→ **What is required**
Go through the listing and pick out each line with the word "summary" in it.
++++ Dataset content
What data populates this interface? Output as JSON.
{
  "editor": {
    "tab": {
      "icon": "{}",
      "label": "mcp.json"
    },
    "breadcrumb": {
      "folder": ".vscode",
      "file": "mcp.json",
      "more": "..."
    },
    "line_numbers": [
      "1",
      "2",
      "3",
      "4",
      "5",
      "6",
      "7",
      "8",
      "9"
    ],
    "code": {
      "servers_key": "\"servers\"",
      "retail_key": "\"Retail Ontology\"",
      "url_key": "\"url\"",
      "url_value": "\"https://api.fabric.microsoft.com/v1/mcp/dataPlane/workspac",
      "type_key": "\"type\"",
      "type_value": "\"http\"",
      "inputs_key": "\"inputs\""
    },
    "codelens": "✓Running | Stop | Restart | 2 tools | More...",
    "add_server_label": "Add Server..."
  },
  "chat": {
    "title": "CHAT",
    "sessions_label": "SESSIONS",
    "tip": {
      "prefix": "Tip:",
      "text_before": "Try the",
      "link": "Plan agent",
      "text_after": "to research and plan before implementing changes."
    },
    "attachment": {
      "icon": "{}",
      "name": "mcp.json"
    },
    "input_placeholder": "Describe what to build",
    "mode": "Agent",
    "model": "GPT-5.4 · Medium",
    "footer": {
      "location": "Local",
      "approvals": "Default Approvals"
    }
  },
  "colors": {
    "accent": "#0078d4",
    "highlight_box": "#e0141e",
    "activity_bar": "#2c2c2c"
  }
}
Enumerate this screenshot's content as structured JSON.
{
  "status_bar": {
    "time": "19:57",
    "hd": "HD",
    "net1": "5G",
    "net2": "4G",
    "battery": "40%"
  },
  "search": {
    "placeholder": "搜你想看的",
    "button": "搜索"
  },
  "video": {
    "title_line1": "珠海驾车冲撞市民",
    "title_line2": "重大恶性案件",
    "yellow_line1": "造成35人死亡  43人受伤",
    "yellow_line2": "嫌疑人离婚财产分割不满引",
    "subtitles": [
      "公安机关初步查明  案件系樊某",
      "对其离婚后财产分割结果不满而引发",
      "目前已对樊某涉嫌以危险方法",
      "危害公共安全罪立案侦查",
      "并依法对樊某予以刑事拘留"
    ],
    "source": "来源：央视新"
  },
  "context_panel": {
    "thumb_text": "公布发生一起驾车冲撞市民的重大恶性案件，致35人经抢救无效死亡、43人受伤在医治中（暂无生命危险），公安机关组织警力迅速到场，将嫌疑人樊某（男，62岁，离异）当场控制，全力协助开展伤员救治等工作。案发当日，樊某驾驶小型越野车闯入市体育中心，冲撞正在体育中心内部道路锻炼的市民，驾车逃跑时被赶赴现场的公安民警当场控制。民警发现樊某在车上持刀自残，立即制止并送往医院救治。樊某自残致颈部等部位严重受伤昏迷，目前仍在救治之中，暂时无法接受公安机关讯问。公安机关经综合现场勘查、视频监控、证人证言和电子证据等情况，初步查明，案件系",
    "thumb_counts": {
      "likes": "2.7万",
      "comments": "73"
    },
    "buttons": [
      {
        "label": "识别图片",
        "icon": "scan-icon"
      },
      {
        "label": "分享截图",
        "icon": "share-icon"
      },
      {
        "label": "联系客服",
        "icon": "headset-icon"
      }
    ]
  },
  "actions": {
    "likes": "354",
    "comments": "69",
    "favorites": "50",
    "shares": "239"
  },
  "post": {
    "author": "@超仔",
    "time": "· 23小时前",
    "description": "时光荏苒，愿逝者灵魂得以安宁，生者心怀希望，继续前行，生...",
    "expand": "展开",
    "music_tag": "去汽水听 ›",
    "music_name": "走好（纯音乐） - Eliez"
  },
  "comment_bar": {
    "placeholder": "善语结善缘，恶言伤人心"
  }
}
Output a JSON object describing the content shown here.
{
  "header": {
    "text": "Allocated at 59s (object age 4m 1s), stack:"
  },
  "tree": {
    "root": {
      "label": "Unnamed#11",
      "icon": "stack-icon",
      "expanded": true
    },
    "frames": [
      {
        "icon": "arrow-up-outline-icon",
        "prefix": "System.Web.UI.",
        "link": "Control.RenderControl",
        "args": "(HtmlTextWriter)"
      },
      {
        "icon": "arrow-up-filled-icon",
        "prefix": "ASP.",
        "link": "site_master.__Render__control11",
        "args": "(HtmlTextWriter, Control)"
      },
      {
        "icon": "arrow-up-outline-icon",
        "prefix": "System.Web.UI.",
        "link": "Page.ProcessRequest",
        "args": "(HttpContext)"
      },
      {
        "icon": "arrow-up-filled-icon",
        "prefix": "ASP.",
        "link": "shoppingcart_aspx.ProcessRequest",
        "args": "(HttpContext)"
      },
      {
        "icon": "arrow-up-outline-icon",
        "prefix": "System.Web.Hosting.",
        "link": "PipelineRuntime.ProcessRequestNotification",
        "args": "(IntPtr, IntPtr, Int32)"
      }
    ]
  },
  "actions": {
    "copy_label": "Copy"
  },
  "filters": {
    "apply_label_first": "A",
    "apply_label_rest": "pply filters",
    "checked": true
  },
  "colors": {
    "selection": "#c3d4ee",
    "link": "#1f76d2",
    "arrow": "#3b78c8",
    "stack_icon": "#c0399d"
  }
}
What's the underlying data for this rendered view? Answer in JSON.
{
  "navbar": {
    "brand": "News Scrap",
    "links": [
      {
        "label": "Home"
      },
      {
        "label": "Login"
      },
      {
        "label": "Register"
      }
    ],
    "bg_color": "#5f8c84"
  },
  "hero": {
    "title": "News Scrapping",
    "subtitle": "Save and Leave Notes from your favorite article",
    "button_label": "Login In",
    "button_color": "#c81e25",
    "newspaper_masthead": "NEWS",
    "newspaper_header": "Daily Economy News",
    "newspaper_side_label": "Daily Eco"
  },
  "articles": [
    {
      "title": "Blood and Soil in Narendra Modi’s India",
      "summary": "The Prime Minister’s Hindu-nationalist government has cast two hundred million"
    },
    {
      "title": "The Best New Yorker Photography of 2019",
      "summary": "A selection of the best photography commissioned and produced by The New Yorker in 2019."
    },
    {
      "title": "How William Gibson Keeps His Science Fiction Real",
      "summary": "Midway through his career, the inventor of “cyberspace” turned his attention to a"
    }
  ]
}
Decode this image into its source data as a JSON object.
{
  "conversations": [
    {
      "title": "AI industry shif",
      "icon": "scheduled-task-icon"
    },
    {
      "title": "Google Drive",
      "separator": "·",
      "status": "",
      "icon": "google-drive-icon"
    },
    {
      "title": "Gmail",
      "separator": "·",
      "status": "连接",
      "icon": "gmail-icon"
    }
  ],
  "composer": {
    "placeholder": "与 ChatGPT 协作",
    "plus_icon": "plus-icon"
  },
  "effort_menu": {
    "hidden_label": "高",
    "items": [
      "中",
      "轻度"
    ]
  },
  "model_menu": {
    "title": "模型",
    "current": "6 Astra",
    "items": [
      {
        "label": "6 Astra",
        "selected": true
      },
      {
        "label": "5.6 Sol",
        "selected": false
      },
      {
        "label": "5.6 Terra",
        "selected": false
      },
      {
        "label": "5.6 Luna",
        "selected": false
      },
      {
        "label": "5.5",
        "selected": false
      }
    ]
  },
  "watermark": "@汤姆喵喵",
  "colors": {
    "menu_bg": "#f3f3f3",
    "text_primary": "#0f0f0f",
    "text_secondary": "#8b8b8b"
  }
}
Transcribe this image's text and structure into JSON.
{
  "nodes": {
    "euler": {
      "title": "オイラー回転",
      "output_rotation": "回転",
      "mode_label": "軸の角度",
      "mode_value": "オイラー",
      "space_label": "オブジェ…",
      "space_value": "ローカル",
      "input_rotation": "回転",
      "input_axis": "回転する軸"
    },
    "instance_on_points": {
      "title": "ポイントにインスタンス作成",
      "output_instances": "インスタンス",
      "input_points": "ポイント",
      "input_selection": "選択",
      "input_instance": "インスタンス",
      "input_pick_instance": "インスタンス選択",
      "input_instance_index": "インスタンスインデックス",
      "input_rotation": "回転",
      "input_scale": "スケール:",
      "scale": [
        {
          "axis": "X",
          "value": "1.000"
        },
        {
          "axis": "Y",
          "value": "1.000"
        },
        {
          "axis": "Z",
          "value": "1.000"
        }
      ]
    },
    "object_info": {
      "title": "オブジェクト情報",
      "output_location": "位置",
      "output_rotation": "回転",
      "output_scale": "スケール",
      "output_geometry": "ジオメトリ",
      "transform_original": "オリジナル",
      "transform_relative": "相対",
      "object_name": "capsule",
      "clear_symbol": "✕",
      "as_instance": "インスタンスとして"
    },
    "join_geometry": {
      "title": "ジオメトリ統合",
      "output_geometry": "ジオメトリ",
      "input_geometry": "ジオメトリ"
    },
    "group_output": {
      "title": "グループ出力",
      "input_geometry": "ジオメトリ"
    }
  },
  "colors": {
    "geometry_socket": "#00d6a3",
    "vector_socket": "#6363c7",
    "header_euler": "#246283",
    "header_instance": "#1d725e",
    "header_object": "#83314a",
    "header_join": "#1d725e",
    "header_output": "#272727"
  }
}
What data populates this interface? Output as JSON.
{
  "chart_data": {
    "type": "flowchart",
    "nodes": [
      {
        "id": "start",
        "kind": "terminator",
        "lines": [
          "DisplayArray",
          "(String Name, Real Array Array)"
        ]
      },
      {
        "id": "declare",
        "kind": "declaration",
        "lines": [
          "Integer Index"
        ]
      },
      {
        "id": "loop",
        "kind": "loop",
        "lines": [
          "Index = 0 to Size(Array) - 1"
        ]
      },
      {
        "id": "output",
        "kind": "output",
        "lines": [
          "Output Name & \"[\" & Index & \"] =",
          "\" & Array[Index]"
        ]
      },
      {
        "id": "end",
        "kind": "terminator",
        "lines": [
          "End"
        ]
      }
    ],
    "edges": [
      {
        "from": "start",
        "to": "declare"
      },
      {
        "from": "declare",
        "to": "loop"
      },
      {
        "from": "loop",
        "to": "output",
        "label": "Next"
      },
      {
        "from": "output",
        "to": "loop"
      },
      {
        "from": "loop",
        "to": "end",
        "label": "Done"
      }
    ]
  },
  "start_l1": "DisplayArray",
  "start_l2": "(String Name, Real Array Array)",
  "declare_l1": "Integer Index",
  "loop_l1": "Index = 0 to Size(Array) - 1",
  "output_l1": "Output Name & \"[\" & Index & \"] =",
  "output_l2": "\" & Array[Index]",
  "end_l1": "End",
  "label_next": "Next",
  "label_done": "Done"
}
++++++++
→ **Solution for this exercise**
      "summary": "The Prime Minister’s Hindu-nationalist government has cast two hundred million"
      "summary": "A selection of the best photography commissioned and produced by The New Yorker in 2019."
      "summary": "Midway through his career, the inventor of “cyberspace” turned his attention to a"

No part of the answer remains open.